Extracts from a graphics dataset
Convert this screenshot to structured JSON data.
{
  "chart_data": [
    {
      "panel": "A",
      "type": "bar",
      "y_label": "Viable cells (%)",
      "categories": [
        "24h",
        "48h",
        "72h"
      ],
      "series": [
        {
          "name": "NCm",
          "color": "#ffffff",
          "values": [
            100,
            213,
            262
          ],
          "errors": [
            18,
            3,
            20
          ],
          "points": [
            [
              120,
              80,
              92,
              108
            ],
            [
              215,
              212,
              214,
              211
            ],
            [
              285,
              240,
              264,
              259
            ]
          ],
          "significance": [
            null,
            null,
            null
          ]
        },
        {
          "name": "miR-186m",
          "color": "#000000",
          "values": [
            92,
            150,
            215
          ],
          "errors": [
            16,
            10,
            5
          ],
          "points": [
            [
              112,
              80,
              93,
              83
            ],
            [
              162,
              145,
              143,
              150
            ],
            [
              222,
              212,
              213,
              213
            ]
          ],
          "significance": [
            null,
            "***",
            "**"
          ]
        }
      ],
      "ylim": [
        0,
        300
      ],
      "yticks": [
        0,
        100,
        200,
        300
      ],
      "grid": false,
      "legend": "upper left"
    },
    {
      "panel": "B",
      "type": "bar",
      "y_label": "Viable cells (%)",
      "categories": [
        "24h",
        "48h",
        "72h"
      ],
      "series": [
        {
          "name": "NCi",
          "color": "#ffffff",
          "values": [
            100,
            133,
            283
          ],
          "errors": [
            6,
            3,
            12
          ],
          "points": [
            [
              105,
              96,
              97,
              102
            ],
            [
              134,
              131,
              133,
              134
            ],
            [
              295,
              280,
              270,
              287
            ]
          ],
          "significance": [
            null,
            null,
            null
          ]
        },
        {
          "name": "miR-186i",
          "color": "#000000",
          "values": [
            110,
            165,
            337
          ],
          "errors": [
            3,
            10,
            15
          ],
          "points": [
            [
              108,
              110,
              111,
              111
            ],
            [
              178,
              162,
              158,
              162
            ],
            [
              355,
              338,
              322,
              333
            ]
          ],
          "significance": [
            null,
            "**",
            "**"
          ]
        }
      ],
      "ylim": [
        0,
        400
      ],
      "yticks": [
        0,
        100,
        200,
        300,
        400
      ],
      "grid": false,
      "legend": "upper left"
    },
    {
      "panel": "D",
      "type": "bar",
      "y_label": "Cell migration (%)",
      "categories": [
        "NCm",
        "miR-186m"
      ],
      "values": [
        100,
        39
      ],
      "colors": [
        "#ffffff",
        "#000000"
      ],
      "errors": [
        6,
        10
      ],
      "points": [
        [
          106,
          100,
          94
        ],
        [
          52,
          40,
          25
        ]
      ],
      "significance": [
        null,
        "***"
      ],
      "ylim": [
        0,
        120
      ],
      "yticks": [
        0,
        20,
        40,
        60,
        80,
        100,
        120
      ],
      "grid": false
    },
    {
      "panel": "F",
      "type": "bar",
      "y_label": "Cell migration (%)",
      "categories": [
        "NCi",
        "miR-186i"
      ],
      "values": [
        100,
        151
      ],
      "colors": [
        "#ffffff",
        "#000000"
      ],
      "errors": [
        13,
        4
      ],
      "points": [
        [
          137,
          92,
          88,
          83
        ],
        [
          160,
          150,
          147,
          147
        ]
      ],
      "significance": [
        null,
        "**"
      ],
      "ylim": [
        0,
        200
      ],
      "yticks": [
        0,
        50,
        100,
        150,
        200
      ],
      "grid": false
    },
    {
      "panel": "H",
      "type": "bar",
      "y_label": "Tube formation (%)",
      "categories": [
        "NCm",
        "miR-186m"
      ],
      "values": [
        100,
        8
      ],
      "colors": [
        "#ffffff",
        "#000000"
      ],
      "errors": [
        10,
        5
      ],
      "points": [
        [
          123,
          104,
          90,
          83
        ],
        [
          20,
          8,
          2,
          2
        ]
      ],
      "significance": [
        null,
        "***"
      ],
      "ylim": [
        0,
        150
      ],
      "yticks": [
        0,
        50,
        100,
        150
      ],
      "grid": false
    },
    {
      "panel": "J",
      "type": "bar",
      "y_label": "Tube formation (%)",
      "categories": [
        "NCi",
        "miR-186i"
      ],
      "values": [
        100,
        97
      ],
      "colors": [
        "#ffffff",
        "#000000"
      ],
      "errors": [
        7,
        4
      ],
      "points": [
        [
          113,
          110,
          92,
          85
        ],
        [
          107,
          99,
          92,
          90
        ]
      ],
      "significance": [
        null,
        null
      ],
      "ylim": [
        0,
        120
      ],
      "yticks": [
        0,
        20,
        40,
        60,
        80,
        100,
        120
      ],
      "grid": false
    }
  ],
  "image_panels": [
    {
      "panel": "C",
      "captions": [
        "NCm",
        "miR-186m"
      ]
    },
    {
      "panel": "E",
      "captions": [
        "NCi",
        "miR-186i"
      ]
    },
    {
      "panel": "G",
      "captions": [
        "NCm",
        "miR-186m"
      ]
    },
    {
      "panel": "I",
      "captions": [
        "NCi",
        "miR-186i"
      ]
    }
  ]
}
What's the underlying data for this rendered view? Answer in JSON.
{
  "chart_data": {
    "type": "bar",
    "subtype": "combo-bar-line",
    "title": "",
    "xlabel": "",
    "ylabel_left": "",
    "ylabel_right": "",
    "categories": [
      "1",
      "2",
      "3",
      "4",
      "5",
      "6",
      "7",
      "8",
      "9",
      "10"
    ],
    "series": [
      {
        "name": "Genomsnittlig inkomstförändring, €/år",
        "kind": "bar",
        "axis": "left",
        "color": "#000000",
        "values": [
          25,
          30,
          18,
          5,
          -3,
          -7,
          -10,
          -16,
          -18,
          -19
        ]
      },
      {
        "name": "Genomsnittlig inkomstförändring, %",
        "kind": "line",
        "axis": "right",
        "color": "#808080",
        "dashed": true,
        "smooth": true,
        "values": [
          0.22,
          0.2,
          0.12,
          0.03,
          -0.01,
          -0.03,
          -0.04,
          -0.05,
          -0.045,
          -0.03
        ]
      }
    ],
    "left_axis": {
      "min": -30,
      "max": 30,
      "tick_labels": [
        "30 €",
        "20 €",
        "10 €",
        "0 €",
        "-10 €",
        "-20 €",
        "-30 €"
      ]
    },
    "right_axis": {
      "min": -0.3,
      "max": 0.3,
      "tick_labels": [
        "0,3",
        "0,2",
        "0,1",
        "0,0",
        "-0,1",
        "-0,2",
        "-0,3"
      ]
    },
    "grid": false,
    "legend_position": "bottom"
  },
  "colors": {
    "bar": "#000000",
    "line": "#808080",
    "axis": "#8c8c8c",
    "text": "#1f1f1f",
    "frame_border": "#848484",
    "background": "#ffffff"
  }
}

WORK ITEM:
If a line in the entries contains the word "inkomstförändring", copy that line out.

ANSWER AREA:
        "name": "Genomsnittlig inkomstförändring, €/år",
        "name": "Genomsnittlig inkomstförändring, %",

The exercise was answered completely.